[RECORDS SUPPLIED]
- - - - -

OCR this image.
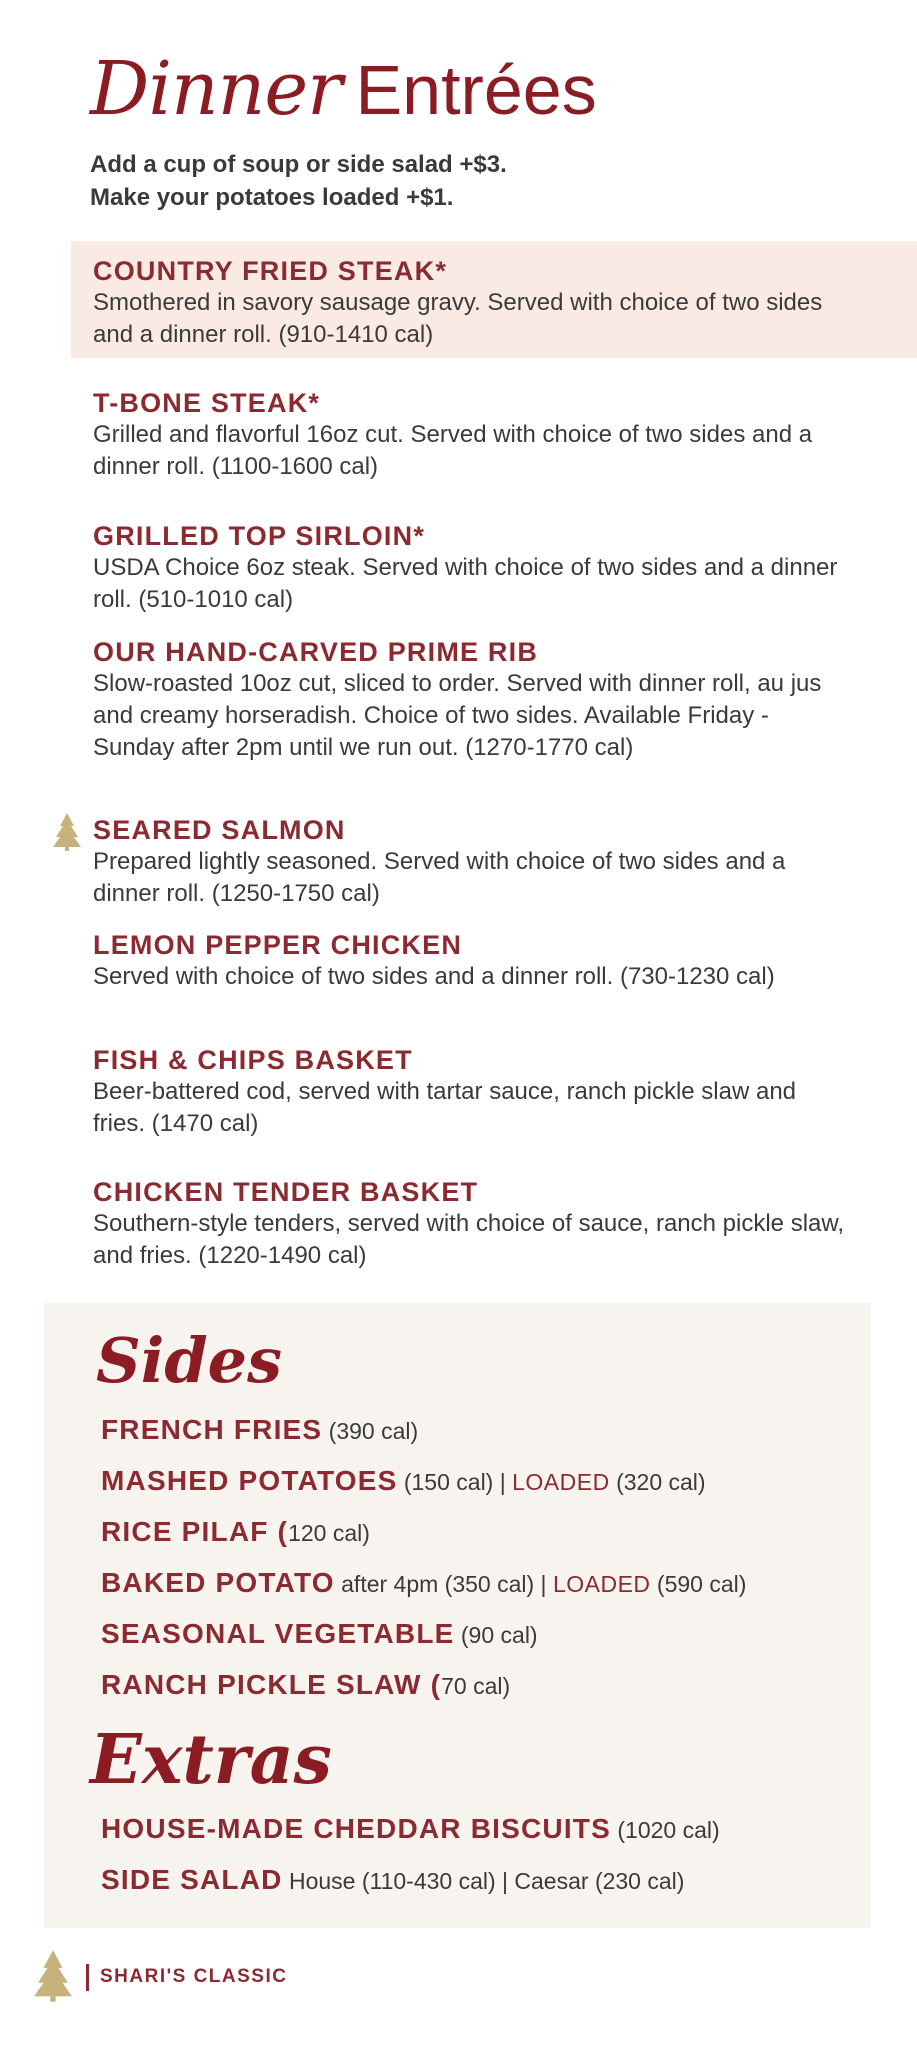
Dinner Entrées
Add a cup of soup or side salad +$3.
Make your potatoes loaded +$1.
COUNTRY FRIED STEAK*
Smothered in savory sausage gravy. Served with choice of two sides and a dinner roll. (910-1410 cal)
T-BONE STEAK*
Grilled and flavorful 16oz cut. Served with choice of two sides and a dinner roll. (1100-1600 cal)
GRILLED TOP SIRLOIN*
USDA Choice 6oz steak. Served with choice of two sides and a dinner roll. (510-1010 cal)
OUR HAND-CARVED PRIME RIB
Slow-roasted 10oz cut, sliced to order. Served with dinner roll, au jus and creamy horseradish. Choice of two sides. Available Friday - Sunday after 2pm until we run out. (1270-1770 cal)
SEARED SALMON
Prepared lightly seasoned. Served with choice of two sides and a dinner roll. (1250-1750 cal)
LEMON PEPPER CHICKEN
Served with choice of two sides and a dinner roll. (730-1230 cal)
FISH & CHIPS BASKET
Beer-battered cod, served with tartar sauce, ranch pickle slaw and fries. (1470 cal)
CHICKEN TENDER BASKET
Southern-style tenders, served with choice of sauce, ranch pickle slaw, and fries. (1220-1490 cal)
Sides
FRENCH FRIES (390 cal)
MASHED POTATOES (150 cal) | LOADED (320 cal)
RICE PILAF (120 cal)
BAKED POTATO after 4pm (350 cal) | LOADED (590 cal)
SEASONAL VEGETABLE (90 cal)
RANCH PICKLE SLAW (70 cal)
Extras
HOUSE-MADE CHEDDAR BISCUITS (1020 cal)
SIDE SALAD House (110-430 cal) | Caesar (230 cal)
SHARI'S CLASSIC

- - - - -

[TASK REQUIREMENTS]
State how many lines of the records hold the string "after", and nothing else.

[WRITTEN REPLY]
2